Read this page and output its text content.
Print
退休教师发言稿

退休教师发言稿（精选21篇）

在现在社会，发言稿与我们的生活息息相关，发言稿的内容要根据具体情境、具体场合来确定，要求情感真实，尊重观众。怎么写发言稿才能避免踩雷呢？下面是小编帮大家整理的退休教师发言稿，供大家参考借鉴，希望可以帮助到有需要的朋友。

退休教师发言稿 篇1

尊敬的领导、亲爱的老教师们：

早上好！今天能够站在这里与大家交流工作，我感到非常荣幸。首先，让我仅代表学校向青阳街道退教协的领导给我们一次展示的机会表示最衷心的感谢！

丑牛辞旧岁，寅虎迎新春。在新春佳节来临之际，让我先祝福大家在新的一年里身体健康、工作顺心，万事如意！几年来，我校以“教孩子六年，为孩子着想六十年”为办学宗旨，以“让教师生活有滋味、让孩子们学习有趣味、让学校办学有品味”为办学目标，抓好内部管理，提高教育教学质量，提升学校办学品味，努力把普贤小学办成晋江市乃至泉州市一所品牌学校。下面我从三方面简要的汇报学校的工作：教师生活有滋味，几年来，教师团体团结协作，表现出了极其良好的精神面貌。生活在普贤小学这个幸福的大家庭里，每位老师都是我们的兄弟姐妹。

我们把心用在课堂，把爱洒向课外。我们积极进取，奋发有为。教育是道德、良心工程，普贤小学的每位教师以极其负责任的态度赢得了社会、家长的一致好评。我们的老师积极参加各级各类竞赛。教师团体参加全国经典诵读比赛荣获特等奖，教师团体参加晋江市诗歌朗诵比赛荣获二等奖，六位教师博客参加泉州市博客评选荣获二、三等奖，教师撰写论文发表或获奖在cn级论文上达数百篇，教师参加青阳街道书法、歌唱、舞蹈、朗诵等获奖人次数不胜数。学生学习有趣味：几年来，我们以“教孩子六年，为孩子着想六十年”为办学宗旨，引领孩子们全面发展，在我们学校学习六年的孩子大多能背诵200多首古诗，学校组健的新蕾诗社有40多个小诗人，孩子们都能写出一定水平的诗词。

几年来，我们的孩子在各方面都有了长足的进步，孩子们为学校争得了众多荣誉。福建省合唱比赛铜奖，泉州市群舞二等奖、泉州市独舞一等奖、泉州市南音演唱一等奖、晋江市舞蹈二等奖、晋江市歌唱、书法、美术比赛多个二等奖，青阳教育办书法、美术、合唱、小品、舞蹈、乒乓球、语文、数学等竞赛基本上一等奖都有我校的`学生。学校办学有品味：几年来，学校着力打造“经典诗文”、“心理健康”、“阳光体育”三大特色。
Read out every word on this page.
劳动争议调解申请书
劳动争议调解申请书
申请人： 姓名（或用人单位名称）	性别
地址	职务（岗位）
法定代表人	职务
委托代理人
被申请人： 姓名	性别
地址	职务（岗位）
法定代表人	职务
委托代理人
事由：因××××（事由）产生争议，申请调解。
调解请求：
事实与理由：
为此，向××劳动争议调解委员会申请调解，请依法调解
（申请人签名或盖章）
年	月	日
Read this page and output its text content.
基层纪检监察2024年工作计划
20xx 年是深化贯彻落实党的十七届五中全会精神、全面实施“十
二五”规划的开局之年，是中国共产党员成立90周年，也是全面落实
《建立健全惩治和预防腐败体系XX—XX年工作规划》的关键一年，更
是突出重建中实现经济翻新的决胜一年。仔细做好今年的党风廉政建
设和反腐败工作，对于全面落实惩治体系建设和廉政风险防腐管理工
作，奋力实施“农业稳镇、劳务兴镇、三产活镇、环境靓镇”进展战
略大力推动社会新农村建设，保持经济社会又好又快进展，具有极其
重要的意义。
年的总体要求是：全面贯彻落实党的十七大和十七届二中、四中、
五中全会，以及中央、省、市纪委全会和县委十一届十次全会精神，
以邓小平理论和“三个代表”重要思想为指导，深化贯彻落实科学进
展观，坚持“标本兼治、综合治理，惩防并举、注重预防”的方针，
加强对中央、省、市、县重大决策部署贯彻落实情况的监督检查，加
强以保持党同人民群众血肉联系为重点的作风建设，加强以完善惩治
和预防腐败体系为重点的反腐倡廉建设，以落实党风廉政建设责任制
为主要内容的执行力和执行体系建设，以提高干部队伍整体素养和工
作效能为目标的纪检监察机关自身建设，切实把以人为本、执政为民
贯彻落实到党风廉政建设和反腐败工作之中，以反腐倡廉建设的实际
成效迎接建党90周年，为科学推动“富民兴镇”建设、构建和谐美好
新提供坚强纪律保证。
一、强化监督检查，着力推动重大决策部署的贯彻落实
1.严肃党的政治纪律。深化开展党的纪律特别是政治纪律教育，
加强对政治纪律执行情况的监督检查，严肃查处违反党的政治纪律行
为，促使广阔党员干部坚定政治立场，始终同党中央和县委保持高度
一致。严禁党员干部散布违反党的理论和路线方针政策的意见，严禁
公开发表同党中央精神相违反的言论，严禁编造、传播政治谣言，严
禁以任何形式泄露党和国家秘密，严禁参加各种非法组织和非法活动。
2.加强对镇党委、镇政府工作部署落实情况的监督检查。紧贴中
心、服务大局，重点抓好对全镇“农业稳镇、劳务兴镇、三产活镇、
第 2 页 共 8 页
==================================================
• Required task
Reproduce every entry shown above, precisely as it stands.

• Correct output
Read this page and output its text content.
Print
退休教师发言稿

退休教师发言稿（精选21篇）

在现在社会，发言稿与我们的生活息息相关，发言稿的内容要根据具体情境、具体场合来确定，要求情感真实，尊重观众。怎么写发言稿才能避免踩雷呢？下面是小编帮大家整理的退休教师发言稿，供大家参考借鉴，希望可以帮助到有需要的朋友。

退休教师发言稿 篇1

尊敬的领导、亲爱的老教师们：

早上好！今天能够站在这里与大家交流工作，我感到非常荣幸。首先，让我仅代表学校向青阳街道退教协的领导给我们一次展示的机会表示最衷心的感谢！

丑牛辞旧岁，寅虎迎新春。在新春佳节来临之际，让我先祝福大家在新的一年里身体健康、工作顺心，万事如意！几年来，我校以“教孩子六年，为孩子着想六十年”为办学宗旨，以“让教师生活有滋味、让孩子们学习有趣味、让学校办学有品味”为办学目标，抓好内部管理，提高教育教学质量，提升学校办学品味，努力把普贤小学办成晋江市乃至泉州市一所品牌学校。下面我从三方面简要的汇报学校的工作：教师生活有滋味，几年来，教师团体团结协作，表现出了极其良好的精神面貌。生活在普贤小学这个幸福的大家庭里，每位老师都是我们的兄弟姐妹。

我们把心用在课堂，把爱洒向课外。我们积极进取，奋发有为。教育是道德、良心工程，普贤小学的每位教师以极其负责任的态度赢得了社会、家长的一致好评。我们的老师积极参加各级各类竞赛。教师团体参加全国经典诵读比赛荣获特等奖，教师团体参加晋江市诗歌朗诵比赛荣获二等奖，六位教师博客参加泉州市博客评选荣获二、三等奖，教师撰写论文发表或获奖在cn级论文上达数百篇，教师参加青阳街道书法、歌唱、舞蹈、朗诵等获奖人次数不胜数。学生学习有趣味：几年来，我们以“教孩子六年，为孩子着想六十年”为办学宗旨，引领孩子们全面发展，在我们学校学习六年的孩子大多能背诵200多首古诗，学校组健的新蕾诗社有40多个小诗人，孩子们都能写出一定水平的诗词。

几年来，我们的孩子在各方面都有了长足的进步，孩子们为学校争得了众多荣誉。福建省合唱比赛铜奖，泉州市群舞二等奖、泉州市独舞一等奖、泉州市南音演唱一等奖、晋江市舞蹈二等奖、晋江市歌唱、书法、美术比赛多个二等奖，青阳教育办书法、美术、合唱、小品、舞蹈、乒乓球、语文、数学等竞赛基本上一等奖都有我校的`学生。学校办学有品味：几年来，学校着力打造“经典诗文”、“心理健康”、“阳光体育”三大特色。
Read out every word on this page.
劳动争议调解申请书
劳动争议调解申请书
申请人： 姓名（或用人单位名称）	性别
地址	职务（岗位）
法定代表人	职务
委托代理人
被申请人： 姓名	性别
地址	职务（岗位）
法定代表人	职务
委托代理人
事由：因××××（事由）产生争议，申请调解。
调解请求：
事实与理由：
为此，向××劳动争议调解委员会申请调解，请依法调解
（申请人签名或盖章）
年	月	日
Read this page and output its text content.
基层纪检监察2024年工作计划
20xx 年是深化贯彻落实党的十七届五中全会精神、全面实施“十
二五”规划的开局之年，是中国共产党员成立90周年，也是全面落实
《建立健全惩治和预防腐败体系XX—XX年工作规划》的关键一年，更
是突出重建中实现经济翻新的决胜一年。仔细做好今年的党风廉政建
设和反腐败工作，对于全面落实惩治体系建设和廉政风险防腐管理工
作，奋力实施“农业稳镇、劳务兴镇、三产活镇、环境靓镇”进展战
略大力推动社会新农村建设，保持经济社会又好又快进展，具有极其
重要的意义。
年的总体要求是：全面贯彻落实党的十七大和十七届二中、四中、
五中全会，以及中央、省、市纪委全会和县委十一届十次全会精神，
以邓小平理论和“三个代表”重要思想为指导，深化贯彻落实科学进
展观，坚持“标本兼治、综合治理，惩防并举、注重预防”的方针，
加强对中央、省、市、县重大决策部署贯彻落实情况的监督检查，加
强以保持党同人民群众血肉联系为重点的作风建设，加强以完善惩治
和预防腐败体系为重点的反腐倡廉建设，以落实党风廉政建设责任制
为主要内容的执行力和执行体系建设，以提高干部队伍整体素养和工
作效能为目标的纪检监察机关自身建设，切实把以人为本、执政为民
贯彻落实到党风廉政建设和反腐败工作之中，以反腐倡廉建设的实际
成效迎接建党90周年，为科学推动“富民兴镇”建设、构建和谐美好
新提供坚强纪律保证。
一、强化监督检查，着力推动重大决策部署的贯彻落实
1.严肃党的政治纪律。深化开展党的纪律特别是政治纪律教育，
加强对政治纪律执行情况的监督检查，严肃查处违反党的政治纪律行
为，促使广阔党员干部坚定政治立场，始终同党中央和县委保持高度
一致。严禁党员干部散布违反党的理论和路线方针政策的意见，严禁
公开发表同党中央精神相违反的言论，严禁编造、传播政治谣言，严
禁以任何形式泄露党和国家秘密，严禁参加各种非法组织和非法活动。
2.加强对镇党委、镇政府工作部署落实情况的监督检查。紧贴中
心、服务大局，重点抓好对全镇“农业稳镇、劳务兴镇、三产活镇、
第 2 页 共 8 页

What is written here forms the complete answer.